• _Instructions for the task_
Please read the gas physics passage below and state how the pressure on face EFGH compares with the pressure on face ABCD.

• _Text passage_
Pressure of the gas depends on the collision of the gas molecules on the wall of the container of the vessel, i.e., the relative motion of the gas molecule and the wall of the container Since the motion of the vessel as a whole does not affect the relative motion of the gas molecules and the walls, so the pressure of the gas inside the vessel will remain the same.
Hence, the correct answer is option (b).

Page No 90:

Question 13.2:

1 mole of an ideal gas is contained in a cubical volume V, ABCDEFGH at 300 K. One face of the cube (EFGH) is made up of a material which totally absorbs any gas molecule incident on it. At any given time,

(a) the pressure on EFGH would be zero.
(b) the pressure on all the faces will the equal.
(c) the pressure of EFGH would be double the pressure on ABCD.
(d) the pressure on EFGH would be half that on ABCD.

Answer:

The molecules bounce back due to elastic collision and magnitude of momentum transferred to the wall by each molecule is 2mv but wall EFGH absorbs those molecules which strike to it. Therefore the rate of change in momentum to it becomes only mv so the pressure of EFGH would be half of ABCD.
Hence, the correct answer is option (d).

Page No 91:

Question 13.3:

Boyle’s law is applicable for an
(a) adiabatic process.
(b) isothermal process.
(c) isobaric process.
(d) isochoric process.

Answer:

Boyle’s law is applicable at constant temperature, and temperature remains constant in isothermal process.
Hence, the correct answer is option (b).

Page No 91:

Question 13.4:

A cylinder containing an ideal gas is in vertical position and has a piston of mass M that is able to move up or down without friction (Figure). If the temperature is increased,

(a) both p and V of the gas will change.
(b) Only p will increase according to Charle’s law.
(c) V will change but not p.
(d) p will change but not V.

Answer:

The pressure on the ideal gas does not change from the initial to the final position. According to the given arrangement

P = P_{a t m o s p h e r e} + \frac{M g}{A}

which shows that pressure is constant. As piston and cylinder is frictionless so by ideal gas equation PV = nRT where p, n, and R are constants so

V \propto T

So on increasing the temperature of system, it’s volume will increase but P will remain constant.
Hence, the correct answer is option (c).

Page No 91:

Question 13.5:

Volume versus temperature graphs for a given mass of an ideal gas are shown in Figure at two different values of constant pressure. What can be inferred about relation between P₁and P₂?

(a) P₁ > P₂
(b) P₁ = P₂
(c) P₁ < P₂
(d) data is insufficient.

• _Items drawn from a data source_

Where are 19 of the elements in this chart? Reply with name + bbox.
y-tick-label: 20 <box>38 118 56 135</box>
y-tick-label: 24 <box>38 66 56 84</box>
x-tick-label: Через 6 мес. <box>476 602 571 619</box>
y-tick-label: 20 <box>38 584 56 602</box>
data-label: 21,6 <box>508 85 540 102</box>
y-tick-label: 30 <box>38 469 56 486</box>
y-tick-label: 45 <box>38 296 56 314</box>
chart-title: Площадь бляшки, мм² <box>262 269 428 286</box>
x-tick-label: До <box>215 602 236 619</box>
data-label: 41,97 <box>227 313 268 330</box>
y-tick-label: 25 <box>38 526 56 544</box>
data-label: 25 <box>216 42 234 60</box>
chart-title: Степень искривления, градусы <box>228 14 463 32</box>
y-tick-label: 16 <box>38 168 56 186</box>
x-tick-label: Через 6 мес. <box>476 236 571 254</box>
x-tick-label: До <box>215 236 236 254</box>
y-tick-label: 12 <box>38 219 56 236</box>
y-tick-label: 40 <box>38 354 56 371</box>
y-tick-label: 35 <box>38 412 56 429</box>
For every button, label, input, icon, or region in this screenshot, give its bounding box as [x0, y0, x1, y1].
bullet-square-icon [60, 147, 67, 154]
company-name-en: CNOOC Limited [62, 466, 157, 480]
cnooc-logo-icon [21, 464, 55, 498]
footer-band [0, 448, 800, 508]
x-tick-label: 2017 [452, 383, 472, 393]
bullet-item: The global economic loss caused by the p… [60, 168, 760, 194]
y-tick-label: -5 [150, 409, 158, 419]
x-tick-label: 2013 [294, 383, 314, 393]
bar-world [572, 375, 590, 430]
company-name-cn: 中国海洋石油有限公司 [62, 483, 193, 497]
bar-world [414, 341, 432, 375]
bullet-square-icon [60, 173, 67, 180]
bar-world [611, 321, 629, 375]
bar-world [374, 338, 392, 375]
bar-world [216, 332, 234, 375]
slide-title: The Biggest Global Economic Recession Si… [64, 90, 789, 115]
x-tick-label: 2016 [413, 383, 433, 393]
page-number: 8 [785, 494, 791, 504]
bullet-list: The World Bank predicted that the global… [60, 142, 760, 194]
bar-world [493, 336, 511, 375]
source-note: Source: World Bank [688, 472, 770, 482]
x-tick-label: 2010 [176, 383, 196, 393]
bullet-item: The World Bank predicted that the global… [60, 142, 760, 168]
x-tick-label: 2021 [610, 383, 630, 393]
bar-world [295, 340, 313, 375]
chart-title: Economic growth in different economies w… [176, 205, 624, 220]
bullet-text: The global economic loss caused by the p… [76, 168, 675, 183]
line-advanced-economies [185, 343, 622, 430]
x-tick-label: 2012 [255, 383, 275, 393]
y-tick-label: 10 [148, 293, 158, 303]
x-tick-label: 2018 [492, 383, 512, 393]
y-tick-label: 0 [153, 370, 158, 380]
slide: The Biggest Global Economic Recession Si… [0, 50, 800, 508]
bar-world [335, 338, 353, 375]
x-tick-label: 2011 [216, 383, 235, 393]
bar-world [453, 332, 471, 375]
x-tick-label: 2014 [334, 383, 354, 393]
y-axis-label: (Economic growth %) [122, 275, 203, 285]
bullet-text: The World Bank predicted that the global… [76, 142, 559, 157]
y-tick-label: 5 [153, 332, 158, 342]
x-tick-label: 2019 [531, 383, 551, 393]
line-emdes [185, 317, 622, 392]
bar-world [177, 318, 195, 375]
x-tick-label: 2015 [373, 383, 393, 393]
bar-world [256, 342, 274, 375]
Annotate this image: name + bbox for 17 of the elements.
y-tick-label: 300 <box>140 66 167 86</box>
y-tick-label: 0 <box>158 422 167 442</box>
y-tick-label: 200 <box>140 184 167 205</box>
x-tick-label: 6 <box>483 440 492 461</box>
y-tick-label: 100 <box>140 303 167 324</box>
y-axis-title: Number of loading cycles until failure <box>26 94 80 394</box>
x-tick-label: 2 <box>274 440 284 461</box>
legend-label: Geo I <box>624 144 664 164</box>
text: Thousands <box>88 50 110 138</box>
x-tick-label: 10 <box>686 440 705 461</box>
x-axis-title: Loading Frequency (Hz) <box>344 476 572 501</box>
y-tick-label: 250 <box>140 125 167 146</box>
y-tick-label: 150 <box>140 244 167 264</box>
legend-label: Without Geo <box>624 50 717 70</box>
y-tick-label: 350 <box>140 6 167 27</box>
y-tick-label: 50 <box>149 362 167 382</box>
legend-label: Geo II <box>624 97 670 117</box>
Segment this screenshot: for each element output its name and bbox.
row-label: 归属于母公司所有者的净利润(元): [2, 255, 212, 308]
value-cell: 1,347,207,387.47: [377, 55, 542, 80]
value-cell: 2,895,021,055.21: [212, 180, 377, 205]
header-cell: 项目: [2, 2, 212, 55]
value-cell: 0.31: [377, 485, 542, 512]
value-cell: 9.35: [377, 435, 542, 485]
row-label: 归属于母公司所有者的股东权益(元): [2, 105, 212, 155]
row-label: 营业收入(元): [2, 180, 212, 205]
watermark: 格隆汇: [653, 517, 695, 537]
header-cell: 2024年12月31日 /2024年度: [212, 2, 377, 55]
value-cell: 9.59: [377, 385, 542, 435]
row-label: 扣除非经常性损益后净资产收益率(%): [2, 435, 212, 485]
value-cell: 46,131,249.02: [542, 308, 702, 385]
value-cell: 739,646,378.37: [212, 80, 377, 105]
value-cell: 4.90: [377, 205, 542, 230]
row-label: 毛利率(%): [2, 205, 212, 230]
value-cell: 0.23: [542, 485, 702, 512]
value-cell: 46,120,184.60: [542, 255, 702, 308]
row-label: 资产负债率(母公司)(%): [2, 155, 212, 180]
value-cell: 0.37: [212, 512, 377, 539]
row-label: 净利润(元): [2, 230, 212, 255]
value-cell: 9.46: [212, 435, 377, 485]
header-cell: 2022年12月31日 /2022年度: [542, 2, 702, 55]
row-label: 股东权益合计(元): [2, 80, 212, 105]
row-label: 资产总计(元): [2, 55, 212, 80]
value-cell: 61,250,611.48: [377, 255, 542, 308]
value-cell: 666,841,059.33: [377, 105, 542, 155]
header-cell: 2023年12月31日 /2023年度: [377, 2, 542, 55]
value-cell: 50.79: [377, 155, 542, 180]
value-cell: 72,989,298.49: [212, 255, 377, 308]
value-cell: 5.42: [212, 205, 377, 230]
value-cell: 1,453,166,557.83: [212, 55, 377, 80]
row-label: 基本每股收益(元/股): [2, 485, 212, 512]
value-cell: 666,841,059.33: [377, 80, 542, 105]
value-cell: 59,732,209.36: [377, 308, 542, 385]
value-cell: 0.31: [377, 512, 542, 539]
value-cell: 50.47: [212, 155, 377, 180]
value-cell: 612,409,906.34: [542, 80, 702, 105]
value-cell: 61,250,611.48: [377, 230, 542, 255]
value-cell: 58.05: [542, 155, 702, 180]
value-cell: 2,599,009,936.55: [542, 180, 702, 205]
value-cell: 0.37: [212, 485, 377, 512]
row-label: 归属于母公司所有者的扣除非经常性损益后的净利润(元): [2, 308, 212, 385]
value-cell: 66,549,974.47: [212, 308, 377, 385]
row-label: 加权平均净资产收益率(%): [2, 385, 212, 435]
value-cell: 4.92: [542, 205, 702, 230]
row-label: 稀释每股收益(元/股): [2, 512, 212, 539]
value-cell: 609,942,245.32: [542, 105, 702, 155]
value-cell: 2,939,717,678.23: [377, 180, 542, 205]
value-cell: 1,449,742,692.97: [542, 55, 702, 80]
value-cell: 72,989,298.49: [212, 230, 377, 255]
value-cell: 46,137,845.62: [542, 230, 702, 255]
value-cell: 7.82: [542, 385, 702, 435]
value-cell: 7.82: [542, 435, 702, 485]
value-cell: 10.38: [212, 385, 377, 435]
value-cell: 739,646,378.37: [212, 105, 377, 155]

• _Answer in full_
The pressure on EFGH is half the pressure on ABCD.